Set task. Copy exactly the lines of the records below, starting at the line that contains "Transcribe this chart's" and continuing through the last line, both included; omit any pictures.

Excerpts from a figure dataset
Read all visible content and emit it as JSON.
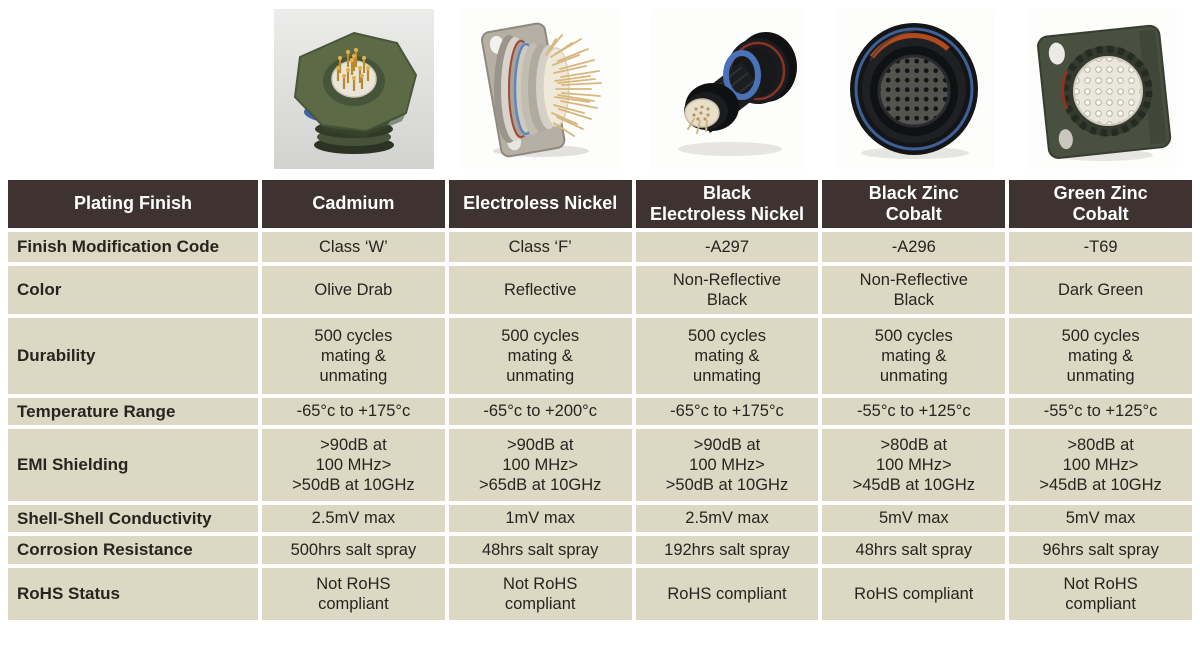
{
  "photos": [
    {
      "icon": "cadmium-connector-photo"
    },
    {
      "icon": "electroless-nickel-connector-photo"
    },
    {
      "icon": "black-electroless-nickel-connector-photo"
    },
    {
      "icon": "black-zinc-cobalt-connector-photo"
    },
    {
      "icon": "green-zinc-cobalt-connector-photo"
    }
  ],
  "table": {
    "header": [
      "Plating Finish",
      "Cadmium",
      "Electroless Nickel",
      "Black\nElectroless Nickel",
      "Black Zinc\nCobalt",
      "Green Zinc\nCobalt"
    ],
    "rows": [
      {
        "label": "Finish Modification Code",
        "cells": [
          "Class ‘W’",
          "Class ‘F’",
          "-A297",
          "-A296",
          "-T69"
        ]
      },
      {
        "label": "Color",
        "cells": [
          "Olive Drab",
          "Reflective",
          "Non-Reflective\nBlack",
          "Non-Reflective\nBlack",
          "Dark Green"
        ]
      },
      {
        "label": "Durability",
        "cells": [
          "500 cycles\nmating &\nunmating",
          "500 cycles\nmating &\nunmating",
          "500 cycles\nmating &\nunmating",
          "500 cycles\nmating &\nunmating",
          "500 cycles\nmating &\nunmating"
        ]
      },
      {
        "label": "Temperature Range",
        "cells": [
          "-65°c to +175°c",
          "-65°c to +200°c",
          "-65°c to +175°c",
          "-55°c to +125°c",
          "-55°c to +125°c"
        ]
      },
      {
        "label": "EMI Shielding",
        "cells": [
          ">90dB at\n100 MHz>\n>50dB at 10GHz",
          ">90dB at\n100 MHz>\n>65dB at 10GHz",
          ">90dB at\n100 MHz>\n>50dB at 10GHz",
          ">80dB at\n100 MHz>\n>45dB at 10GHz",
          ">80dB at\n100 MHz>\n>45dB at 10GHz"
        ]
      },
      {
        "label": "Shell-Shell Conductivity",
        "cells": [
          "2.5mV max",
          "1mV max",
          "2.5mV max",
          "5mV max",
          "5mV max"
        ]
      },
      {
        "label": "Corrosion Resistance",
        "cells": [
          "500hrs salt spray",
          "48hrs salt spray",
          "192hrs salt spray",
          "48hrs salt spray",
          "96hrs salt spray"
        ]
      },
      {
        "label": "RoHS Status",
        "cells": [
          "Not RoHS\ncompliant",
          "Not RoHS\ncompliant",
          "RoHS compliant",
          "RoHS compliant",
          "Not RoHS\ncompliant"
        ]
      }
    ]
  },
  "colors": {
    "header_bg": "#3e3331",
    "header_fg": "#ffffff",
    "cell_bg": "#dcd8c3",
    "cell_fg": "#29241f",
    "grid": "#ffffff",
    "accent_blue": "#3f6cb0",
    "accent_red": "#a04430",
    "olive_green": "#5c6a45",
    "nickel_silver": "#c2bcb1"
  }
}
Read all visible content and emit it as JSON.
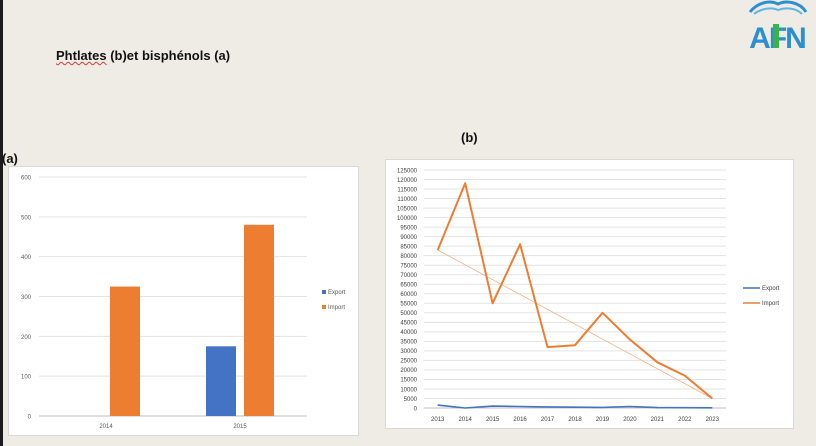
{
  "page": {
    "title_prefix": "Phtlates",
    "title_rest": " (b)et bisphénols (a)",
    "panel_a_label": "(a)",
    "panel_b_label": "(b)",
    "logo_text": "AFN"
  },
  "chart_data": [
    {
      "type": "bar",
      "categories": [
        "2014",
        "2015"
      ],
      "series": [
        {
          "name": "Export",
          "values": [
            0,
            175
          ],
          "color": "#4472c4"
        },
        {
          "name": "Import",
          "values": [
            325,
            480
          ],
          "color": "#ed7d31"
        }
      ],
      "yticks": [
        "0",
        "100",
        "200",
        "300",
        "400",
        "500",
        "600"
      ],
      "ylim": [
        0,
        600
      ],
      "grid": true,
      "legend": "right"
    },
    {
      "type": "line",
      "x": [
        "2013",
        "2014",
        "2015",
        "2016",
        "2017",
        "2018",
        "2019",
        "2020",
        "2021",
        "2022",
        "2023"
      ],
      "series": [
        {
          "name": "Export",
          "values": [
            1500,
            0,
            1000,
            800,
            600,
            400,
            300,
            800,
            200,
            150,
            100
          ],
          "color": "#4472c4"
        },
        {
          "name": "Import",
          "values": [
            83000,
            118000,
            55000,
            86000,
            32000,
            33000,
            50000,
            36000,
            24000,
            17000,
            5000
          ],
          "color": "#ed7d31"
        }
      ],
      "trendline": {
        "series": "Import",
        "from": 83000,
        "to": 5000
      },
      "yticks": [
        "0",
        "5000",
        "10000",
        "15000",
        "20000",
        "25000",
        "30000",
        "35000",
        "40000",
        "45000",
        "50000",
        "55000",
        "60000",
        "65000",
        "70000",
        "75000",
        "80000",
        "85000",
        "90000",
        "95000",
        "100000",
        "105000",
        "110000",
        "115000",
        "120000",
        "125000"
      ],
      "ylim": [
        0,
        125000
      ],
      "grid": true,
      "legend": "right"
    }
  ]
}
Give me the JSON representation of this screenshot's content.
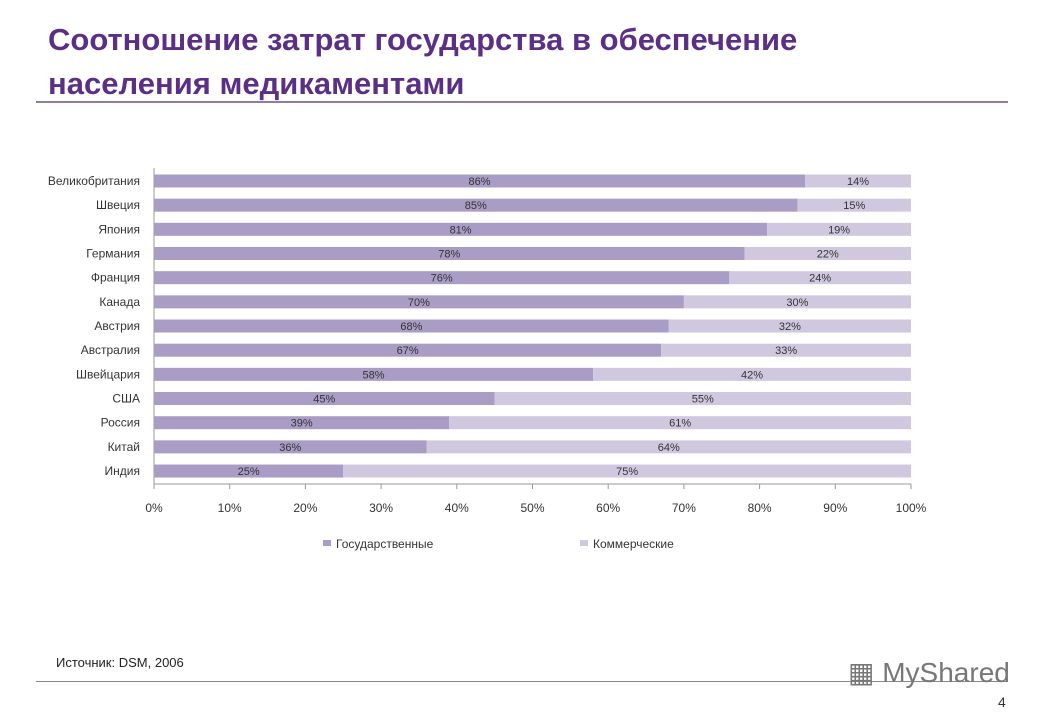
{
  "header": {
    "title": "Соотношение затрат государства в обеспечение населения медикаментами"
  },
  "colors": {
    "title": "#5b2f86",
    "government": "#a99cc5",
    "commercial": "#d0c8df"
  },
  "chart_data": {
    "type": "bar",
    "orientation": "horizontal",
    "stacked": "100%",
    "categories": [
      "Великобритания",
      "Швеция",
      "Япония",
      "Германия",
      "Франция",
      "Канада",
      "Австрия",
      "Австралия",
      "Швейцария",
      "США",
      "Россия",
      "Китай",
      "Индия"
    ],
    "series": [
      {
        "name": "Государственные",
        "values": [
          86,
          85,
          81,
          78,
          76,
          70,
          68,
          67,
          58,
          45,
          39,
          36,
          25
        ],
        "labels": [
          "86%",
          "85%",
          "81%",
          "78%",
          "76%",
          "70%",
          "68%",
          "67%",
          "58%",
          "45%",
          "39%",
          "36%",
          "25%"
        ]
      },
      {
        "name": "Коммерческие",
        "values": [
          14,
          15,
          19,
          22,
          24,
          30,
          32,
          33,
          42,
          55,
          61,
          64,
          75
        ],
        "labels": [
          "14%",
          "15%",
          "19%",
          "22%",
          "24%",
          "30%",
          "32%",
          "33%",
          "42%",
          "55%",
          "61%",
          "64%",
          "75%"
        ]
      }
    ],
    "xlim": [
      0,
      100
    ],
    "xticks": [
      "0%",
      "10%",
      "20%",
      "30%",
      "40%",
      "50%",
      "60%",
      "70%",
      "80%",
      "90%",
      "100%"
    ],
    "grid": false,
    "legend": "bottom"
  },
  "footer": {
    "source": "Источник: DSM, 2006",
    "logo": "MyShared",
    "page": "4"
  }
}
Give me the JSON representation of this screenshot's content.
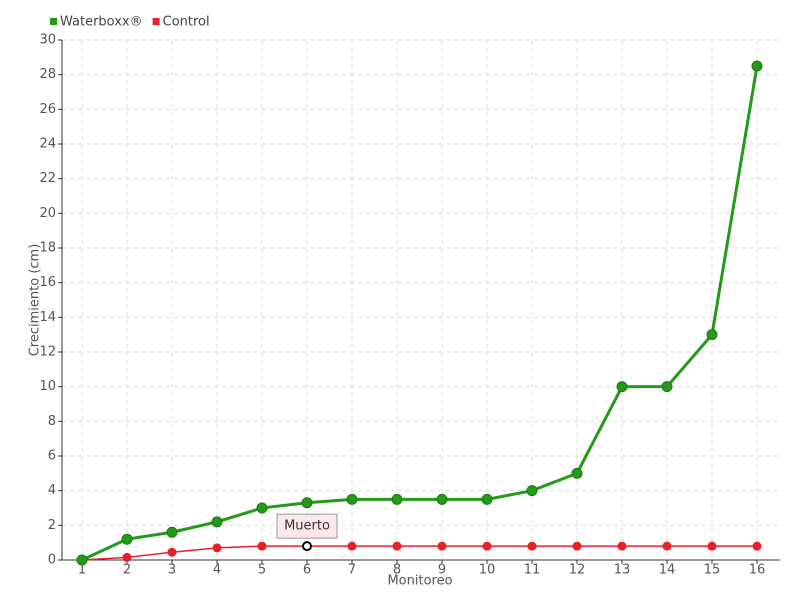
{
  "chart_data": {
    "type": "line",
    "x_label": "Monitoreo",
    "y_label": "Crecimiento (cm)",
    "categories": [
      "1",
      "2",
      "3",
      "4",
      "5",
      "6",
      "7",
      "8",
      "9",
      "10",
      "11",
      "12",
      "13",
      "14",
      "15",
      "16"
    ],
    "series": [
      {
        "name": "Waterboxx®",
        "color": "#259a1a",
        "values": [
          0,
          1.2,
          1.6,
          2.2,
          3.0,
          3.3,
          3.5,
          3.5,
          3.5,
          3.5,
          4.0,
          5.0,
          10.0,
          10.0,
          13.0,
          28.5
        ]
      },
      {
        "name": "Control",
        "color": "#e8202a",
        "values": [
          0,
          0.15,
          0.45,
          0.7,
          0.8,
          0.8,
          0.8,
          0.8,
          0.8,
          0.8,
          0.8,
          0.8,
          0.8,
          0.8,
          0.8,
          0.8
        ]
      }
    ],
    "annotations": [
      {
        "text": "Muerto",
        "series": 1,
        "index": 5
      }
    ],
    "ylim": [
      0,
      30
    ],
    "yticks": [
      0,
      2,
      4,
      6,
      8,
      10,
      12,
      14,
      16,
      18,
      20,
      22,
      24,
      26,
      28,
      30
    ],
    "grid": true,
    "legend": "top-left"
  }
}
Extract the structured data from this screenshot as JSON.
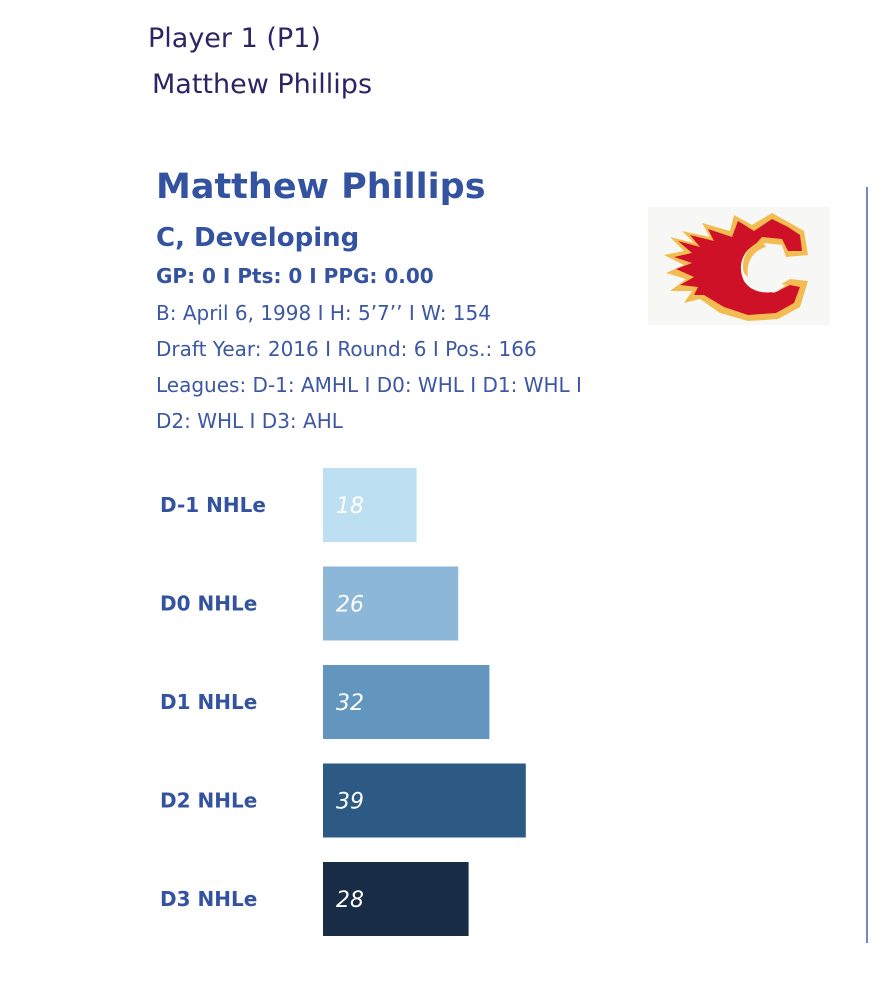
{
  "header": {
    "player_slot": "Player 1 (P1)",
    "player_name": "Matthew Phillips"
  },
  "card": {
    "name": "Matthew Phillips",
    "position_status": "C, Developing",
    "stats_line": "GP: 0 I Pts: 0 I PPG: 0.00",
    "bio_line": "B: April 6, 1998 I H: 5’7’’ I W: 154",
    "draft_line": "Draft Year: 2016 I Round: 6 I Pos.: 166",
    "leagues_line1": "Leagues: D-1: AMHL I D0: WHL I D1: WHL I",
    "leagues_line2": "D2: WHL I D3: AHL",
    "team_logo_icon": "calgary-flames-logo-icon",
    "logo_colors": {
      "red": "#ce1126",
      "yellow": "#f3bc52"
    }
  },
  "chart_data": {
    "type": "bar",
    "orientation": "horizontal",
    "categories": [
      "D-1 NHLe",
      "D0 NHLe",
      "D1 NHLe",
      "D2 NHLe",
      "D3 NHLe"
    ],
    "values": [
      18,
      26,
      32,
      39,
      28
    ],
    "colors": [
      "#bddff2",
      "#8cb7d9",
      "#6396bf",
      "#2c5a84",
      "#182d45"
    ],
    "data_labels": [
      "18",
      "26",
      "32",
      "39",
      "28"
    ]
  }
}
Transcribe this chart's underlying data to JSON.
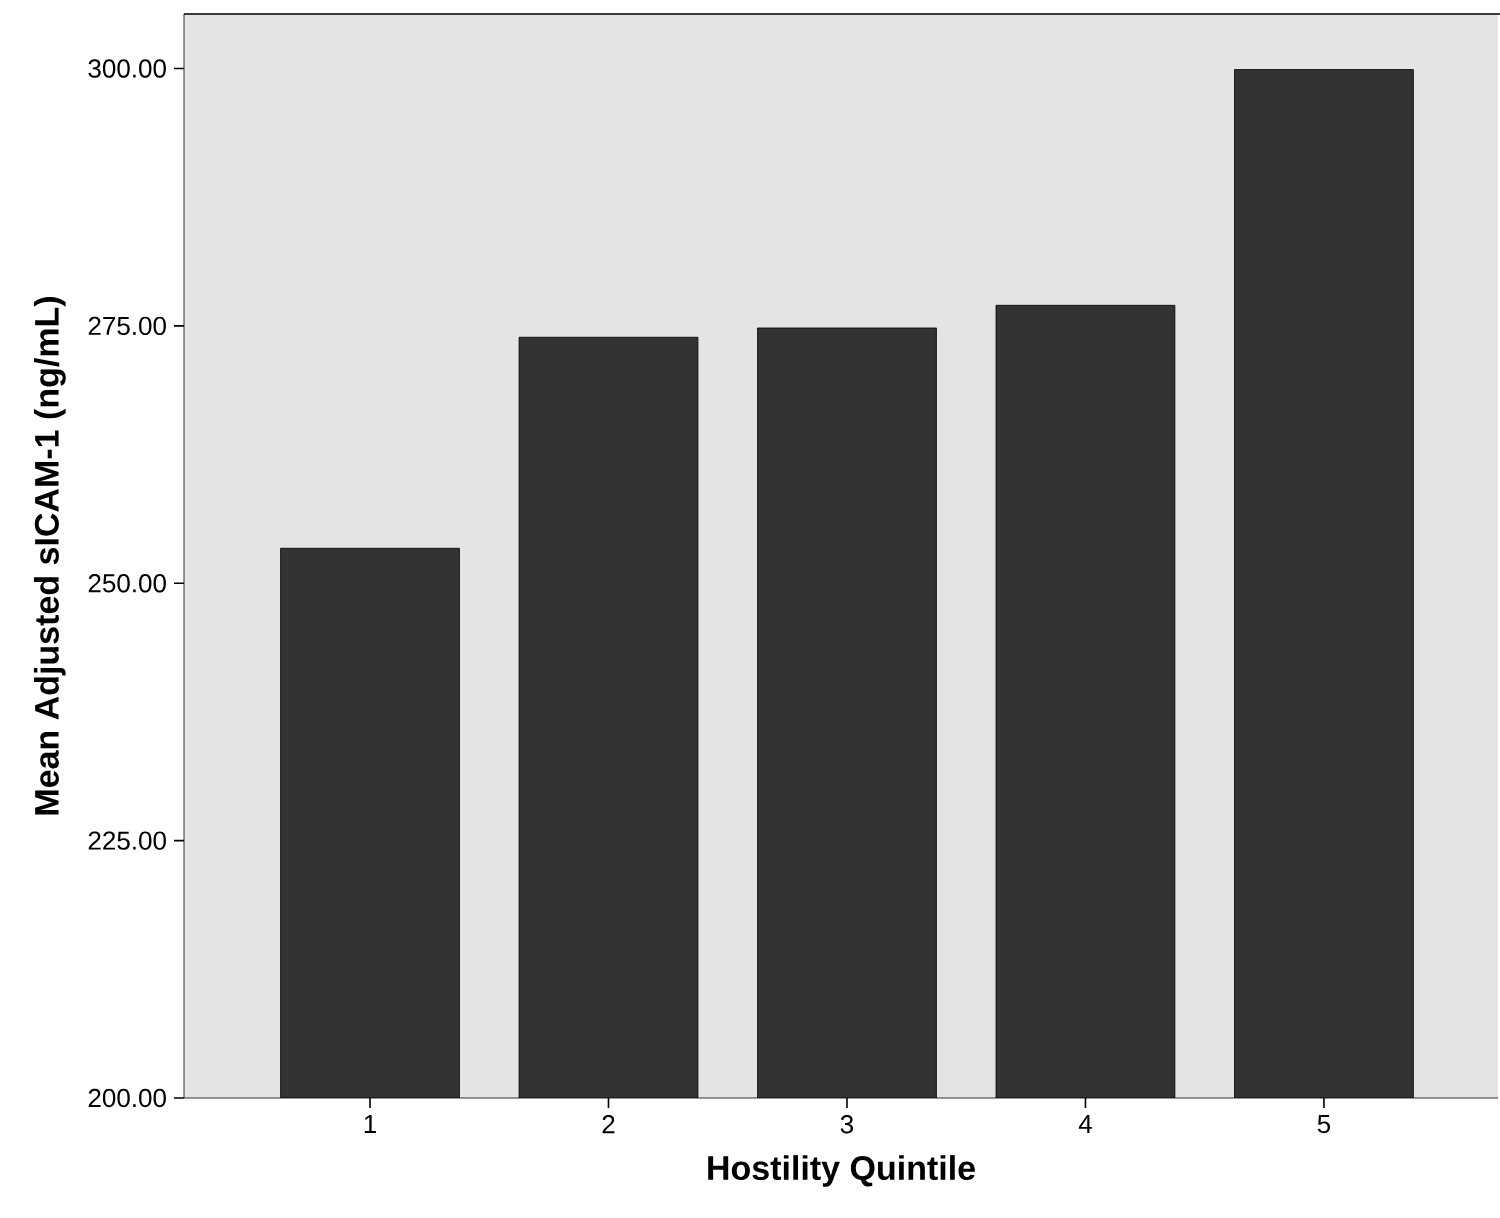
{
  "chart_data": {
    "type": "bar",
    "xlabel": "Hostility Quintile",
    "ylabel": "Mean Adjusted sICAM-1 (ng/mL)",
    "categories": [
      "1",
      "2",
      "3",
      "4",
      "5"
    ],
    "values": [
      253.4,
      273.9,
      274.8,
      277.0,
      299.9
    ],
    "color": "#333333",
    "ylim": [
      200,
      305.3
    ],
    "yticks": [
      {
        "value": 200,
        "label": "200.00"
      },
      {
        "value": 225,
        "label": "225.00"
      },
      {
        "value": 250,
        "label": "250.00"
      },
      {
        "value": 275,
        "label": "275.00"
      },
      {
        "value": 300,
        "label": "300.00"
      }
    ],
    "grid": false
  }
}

Answer for the task.
Transcribe this chart's underlying data to JSON.
{
  "chart_data": {
    "type": "bar",
    "xlabel": "Hostility Quintile",
    "ylabel": "Mean Adjusted sICAM-1 (ng/mL)",
    "categories": [
      "1",
      "2",
      "3",
      "4",
      "5"
    ],
    "values": [
      253.4,
      273.9,
      274.8,
      277.0,
      299.9
    ],
    "color": "#333333",
    "ylim": [
      200,
      305.3
    ],
    "yticks": [
      {
        "value": 200,
        "label": "200.00"
      },
      {
        "value": 225,
        "label": "225.00"
      },
      {
        "value": 250,
        "label": "250.00"
      },
      {
        "value": 275,
        "label": "275.00"
      },
      {
        "value": 300,
        "label": "300.00"
      }
    ],
    "grid": false
  }
}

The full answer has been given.